**Dataset entries on figures**
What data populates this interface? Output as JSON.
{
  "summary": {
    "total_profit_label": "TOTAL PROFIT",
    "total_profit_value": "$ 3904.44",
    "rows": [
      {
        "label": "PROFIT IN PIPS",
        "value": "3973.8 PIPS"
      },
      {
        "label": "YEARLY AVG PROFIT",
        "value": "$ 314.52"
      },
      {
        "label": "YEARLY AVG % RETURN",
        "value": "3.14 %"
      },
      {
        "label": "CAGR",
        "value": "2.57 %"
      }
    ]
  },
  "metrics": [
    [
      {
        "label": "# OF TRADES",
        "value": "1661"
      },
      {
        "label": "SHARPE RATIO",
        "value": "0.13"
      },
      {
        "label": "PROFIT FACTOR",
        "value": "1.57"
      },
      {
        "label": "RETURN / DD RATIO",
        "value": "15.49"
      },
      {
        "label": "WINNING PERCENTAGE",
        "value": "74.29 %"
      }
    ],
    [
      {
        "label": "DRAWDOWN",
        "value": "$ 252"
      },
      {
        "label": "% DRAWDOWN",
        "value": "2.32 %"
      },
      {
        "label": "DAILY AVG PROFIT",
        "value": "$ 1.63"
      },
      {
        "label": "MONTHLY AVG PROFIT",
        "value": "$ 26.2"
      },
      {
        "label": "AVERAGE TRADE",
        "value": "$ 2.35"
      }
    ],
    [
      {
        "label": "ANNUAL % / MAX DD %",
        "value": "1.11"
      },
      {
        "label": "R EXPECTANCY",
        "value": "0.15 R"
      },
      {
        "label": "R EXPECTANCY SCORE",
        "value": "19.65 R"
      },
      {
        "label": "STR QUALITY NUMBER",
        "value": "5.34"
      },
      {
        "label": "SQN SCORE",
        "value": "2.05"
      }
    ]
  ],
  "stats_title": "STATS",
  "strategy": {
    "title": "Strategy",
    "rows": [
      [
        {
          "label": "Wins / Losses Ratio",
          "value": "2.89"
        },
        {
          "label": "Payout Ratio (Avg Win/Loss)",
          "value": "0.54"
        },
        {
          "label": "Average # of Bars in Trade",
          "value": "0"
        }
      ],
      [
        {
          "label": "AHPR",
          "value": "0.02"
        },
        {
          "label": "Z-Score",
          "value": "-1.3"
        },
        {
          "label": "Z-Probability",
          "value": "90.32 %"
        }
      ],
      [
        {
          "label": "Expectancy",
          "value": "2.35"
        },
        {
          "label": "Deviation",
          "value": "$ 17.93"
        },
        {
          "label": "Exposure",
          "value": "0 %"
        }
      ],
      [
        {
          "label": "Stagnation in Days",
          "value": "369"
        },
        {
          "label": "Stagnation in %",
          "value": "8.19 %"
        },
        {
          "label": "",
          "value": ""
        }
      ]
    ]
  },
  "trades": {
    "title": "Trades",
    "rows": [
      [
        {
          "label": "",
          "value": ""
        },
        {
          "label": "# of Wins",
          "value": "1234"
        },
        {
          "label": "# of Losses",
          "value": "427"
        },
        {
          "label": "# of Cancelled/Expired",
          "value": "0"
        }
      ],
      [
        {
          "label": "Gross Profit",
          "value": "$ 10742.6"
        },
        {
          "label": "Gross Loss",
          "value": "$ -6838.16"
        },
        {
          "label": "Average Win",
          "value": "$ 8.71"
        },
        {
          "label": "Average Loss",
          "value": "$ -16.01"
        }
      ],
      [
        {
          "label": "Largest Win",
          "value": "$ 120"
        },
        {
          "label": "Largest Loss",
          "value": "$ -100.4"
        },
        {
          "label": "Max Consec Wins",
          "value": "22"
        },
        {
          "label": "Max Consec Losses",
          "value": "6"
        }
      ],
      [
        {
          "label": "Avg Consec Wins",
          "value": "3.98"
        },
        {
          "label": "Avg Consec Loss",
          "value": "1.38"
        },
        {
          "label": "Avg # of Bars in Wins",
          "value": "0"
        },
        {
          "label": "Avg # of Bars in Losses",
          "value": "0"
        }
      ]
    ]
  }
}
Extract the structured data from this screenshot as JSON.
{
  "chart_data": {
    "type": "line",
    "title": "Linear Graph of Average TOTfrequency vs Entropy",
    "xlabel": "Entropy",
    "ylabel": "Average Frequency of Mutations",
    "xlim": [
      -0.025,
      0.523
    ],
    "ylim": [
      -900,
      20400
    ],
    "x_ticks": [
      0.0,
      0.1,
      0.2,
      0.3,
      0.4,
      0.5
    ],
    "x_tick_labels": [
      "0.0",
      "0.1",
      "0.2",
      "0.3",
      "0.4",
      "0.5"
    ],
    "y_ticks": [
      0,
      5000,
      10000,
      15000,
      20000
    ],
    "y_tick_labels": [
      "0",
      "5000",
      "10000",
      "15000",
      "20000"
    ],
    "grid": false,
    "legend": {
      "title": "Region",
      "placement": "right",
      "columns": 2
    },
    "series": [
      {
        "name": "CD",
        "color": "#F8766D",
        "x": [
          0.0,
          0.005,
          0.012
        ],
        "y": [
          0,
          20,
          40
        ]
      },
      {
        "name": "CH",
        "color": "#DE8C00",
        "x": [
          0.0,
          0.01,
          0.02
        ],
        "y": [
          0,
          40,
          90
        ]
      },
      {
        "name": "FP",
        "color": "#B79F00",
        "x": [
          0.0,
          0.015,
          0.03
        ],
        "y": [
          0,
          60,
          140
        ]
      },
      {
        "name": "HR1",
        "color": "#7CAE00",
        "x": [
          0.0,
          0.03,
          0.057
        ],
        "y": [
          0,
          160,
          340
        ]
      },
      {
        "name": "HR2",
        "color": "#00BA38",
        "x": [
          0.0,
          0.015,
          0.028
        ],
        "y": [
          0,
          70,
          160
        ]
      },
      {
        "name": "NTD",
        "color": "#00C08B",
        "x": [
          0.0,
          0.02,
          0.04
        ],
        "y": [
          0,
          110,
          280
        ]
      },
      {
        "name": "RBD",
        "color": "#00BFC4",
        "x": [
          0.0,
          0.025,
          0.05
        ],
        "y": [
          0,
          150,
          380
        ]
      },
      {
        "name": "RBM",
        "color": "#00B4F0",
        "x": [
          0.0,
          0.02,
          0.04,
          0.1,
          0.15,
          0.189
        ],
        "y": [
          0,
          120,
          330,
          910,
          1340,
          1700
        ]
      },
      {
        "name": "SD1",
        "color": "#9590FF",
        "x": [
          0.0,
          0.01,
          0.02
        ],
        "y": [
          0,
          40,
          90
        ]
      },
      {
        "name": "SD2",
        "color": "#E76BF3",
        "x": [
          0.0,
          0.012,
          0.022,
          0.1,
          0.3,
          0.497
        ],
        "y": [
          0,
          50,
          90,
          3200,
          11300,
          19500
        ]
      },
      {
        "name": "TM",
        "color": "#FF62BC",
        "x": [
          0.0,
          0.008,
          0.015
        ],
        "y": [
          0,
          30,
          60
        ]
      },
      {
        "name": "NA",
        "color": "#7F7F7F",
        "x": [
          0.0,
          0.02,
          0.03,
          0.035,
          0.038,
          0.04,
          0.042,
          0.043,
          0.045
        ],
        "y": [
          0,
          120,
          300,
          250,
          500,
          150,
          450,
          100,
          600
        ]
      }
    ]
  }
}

**Exercise description**
Write an exact transcription of every entry above.

**The completed task**
What data populates this interface? Output as JSON.
{
  "summary": {
    "total_profit_label": "TOTAL PROFIT",
    "total_profit_value": "$ 3904.44",
    "rows": [
      {
        "label": "PROFIT IN PIPS",
        "value": "3973.8 PIPS"
      },
      {
        "label": "YEARLY AVG PROFIT",
        "value": "$ 314.52"
      },
      {
        "label": "YEARLY AVG % RETURN",
        "value": "3.14 %"
      },
      {
        "label": "CAGR",
        "value": "2.57 %"
      }
    ]
  },
  "metrics": [
    [
      {
        "label": "# OF TRADES",
        "value": "1661"
      },
      {
        "label": "SHARPE RATIO",
        "value": "0.13"
      },
      {
        "label": "PROFIT FACTOR",
        "value": "1.57"
      },
      {
        "label": "RETURN / DD RATIO",
        "value": "15.49"
      },
      {
        "label": "WINNING PERCENTAGE",
        "value": "74.29 %"
      }
    ],
    [
      {
        "label": "DRAWDOWN",
        "value": "$ 252"
      },
      {
        "label": "% DRAWDOWN",
        "value": "2.32 %"
      },
      {
        "label": "DAILY AVG PROFIT",
        "value": "$ 1.63"
      },
      {
        "label": "MONTHLY AVG PROFIT",
        "value": "$ 26.2"
      },
      {
        "label": "AVERAGE TRADE",
        "value": "$ 2.35"
      }
    ],
    [
      {
        "label": "ANNUAL % / MAX DD %",
        "value": "1.11"
      },
      {
        "label": "R EXPECTANCY",
        "value": "0.15 R"
      },
      {
        "label": "R EXPECTANCY SCORE",
        "value": "19.65 R"
      },
      {
        "label": "STR QUALITY NUMBER",
        "value": "5.34"
      },
      {
        "label": "SQN SCORE",
        "value": "2.05"
      }
    ]
  ],
  "stats_title": "STATS",
  "strategy": {
    "title": "Strategy",
    "rows": [
      [
        {
          "label": "Wins / Losses Ratio",
          "value": "2.89"
        },
        {
          "label": "Payout Ratio (Avg Win/Loss)",
          "value": "0.54"
        },
        {
          "label": "Average # of Bars in Trade",
          "value": "0"
        }
      ],
      [
        {
          "label": "AHPR",
          "value": "0.02"
        },
        {
          "label": "Z-Score",
          "value": "-1.3"
        },
        {
          "label": "Z-Probability",
          "value": "90.32 %"
        }
      ],
      [
        {
          "label": "Expectancy",
          "value": "2.35"
        },
        {
          "label": "Deviation",
          "value": "$ 17.93"
        },
        {
          "label": "Exposure",
          "value": "0 %"
        }
      ],
      [
        {
          "label": "Stagnation in Days",
          "value": "369"
        },
        {
          "label": "Stagnation in %",
          "value": "8.19 %"
        },
        {
          "label": "",
          "value": ""
        }
      ]
    ]
  },
  "trades": {
    "title": "Trades",
    "rows": [
      [
        {
          "label": "",
          "value": ""
        },
        {
          "label": "# of Wins",
          "value": "1234"
        },
        {
          "label": "# of Losses",
          "value": "427"
        },
        {
          "label": "# of Cancelled/Expired",
          "value": "0"
        }
      ],
      [
        {
          "label": "Gross Profit",
          "value": "$ 10742.6"
        },
        {
          "label": "Gross Loss",
          "value": "$ -6838.16"
        },
        {
          "label": "Average Win",
          "value": "$ 8.71"
        },
        {
          "label": "Average Loss",
          "value": "$ -16.01"
        }
      ],
      [
        {
          "label": "Largest Win",
          "value": "$ 120"
        },
        {
          "label": "Largest Loss",
          "value": "$ -100.4"
        },
        {
          "label": "Max Consec Wins",
          "value": "22"
        },
        {
          "label": "Max Consec Losses",
          "value": "6"
        }
      ],
      [
        {
          "label": "Avg Consec Wins",
          "value": "3.98"
        },
        {
          "label": "Avg Consec Loss",
          "value": "1.38"
        },
        {
          "label": "Avg # of Bars in Wins",
          "value": "0"
        },
        {
          "label": "Avg # of Bars in Losses",
          "value": "0"
        }
      ]
    ]
  }
}
Extract the structured data from this screenshot as JSON.
{
  "chart_data": {
    "type": "line",
    "title": "Linear Graph of Average TOTfrequency vs Entropy",
    "xlabel": "Entropy",
    "ylabel": "Average Frequency of Mutations",
    "xlim": [
      -0.025,
      0.523
    ],
    "ylim": [
      -900,
      20400
    ],
    "x_ticks": [
      0.0,
      0.1,
      0.2,
      0.3,
      0.4,
      0.5
    ],
    "x_tick_labels": [
      "0.0",
      "0.1",
      "0.2",
      "0.3",
      "0.4",
      "0.5"
    ],
    "y_ticks": [
      0,
      5000,
      10000,
      15000,
      20000
    ],
    "y_tick_labels": [
      "0",
      "5000",
      "10000",
      "15000",
      "20000"
    ],
    "grid": false,
    "legend": {
      "title": "Region",
      "placement": "right",
      "columns": 2
    },
    "series": [
      {
        "name": "CD",
        "color": "#F8766D",
        "x": [
          0.0,
          0.005,
          0.012
        ],
        "y": [
          0,
          20,
          40
        ]
      },
      {
        "name": "CH",
        "color": "#DE8C00",
        "x": [
          0.0,
          0.01,
          0.02
        ],
        "y": [
          0,
          40,
          90
        ]
      },
      {
        "name": "FP",
        "color": "#B79F00",
        "x": [
          0.0,
          0.015,
          0.03
        ],
        "y": [
          0,
          60,
          140
        ]
      },
      {
        "name": "HR1",
        "color": "#7CAE00",
        "x": [
          0.0,
          0.03,
          0.057
        ],
        "y": [
          0,
          160,
          340
        ]
      },
      {
        "name": "HR2",
        "color": "#00BA38",
        "x": [
          0.0,
          0.015,
          0.028
        ],
        "y": [
          0,
          70,
          160
        ]
      },
      {
        "name": "NTD",
        "color": "#00C08B",
        "x": [
          0.0,
          0.02,
          0.04
        ],
        "y": [
          0,
          110,
          280
        ]
      },
      {
        "name": "RBD",
        "color": "#00BFC4",
        "x": [
          0.0,
          0.025,
          0.05
        ],
        "y": [
          0,
          150,
          380
        ]
      },
      {
        "name": "RBM",
        "color": "#00B4F0",
        "x": [
          0.0,
          0.02,
          0.04,
          0.1,
          0.15,
          0.189
        ],
        "y": [
          0,
          120,
          330,
          910,
          1340,
          1700
        ]
      },
      {
        "name": "SD1",
        "color": "#9590FF",
        "x": [
          0.0,
          0.01,
          0.02
        ],
        "y": [
          0,
          40,
          90
        ]
      },
      {
        "name": "SD2",
        "color": "#E76BF3",
        "x": [
          0.0,
          0.012,
          0.022,
          0.1,
          0.3,
          0.497
        ],
        "y": [
          0,
          50,
          90,
          3200,
          11300,
          19500
        ]
      },
      {
        "name": "TM",
        "color": "#FF62BC",
        "x": [
          0.0,
          0.008,
          0.015
        ],
        "y": [
          0,
          30,
          60
        ]
      },
      {
        "name": "NA",
        "color": "#7F7F7F",
        "x": [
          0.0,
          0.02,
          0.03,
          0.035,
          0.038,
          0.04,
          0.042,
          0.043,
          0.045
        ],
        "y": [
          0,
          120,
          300,
          250,
          500,
          150,
          450,
          100,
          600
        ]
      }
    ]
  }
}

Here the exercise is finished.